● **WHAT YOU NEED TO DO**: Every entry must be echoed exactly.

● **DATA TO PROCESS**:

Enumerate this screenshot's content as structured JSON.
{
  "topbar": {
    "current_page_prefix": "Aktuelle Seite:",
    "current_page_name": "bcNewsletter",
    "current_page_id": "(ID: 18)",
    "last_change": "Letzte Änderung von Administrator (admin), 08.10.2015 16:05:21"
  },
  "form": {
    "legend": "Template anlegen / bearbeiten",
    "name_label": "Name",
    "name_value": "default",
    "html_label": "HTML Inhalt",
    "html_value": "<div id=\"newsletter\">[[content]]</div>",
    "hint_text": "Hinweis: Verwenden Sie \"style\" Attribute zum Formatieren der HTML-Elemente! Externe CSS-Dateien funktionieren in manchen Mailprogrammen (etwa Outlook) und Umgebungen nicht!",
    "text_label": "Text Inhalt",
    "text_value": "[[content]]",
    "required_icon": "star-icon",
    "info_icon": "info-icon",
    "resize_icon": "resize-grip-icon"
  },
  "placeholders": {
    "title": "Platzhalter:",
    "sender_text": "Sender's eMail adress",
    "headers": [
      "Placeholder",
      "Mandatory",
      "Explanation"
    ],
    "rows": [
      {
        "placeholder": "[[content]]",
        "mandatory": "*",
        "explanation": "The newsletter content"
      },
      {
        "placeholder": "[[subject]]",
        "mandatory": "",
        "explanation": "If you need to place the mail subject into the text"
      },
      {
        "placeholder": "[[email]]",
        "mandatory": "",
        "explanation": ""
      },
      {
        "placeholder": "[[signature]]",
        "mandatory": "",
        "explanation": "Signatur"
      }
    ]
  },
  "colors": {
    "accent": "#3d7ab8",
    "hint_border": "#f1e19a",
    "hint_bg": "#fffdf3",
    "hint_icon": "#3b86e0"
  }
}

● **RESULT**:
Enumerate this screenshot's content as structured JSON.
{
  "topbar": {
    "current_page_prefix": "Aktuelle Seite:",
    "current_page_name": "bcNewsletter",
    "current_page_id": "(ID: 18)",
    "last_change": "Letzte Änderung von Administrator (admin), 08.10.2015 16:05:21"
  },
  "form": {
    "legend": "Template anlegen / bearbeiten",
    "name_label": "Name",
    "name_value": "default",
    "html_label": "HTML Inhalt",
    "html_value": "<div id=\"newsletter\">[[content]]</div>",
    "hint_text": "Hinweis: Verwenden Sie \"style\" Attribute zum Formatieren der HTML-Elemente! Externe CSS-Dateien funktionieren in manchen Mailprogrammen (etwa Outlook) und Umgebungen nicht!",
    "text_label": "Text Inhalt",
    "text_value": "[[content]]",
    "required_icon": "star-icon",
    "info_icon": "info-icon",
    "resize_icon": "resize-grip-icon"
  },
  "placeholders": {
    "title": "Platzhalter:",
    "sender_text": "Sender's eMail adress",
    "headers": [
      "Placeholder",
      "Mandatory",
      "Explanation"
    ],
    "rows": [
      {
        "placeholder": "[[content]]",
        "mandatory": "*",
        "explanation": "The newsletter content"
      },
      {
        "placeholder": "[[subject]]",
        "mandatory": "",
        "explanation": "If you need to place the mail subject into the text"
      },
      {
        "placeholder": "[[email]]",
        "mandatory": "",
        "explanation": ""
      },
      {
        "placeholder": "[[signature]]",
        "mandatory": "",
        "explanation": "Signatur"
      }
    ]
  },
  "colors": {
    "accent": "#3d7ab8",
    "hint_border": "#f1e19a",
    "hint_bg": "#fffdf3",
    "hint_icon": "#3b86e0"
  }
}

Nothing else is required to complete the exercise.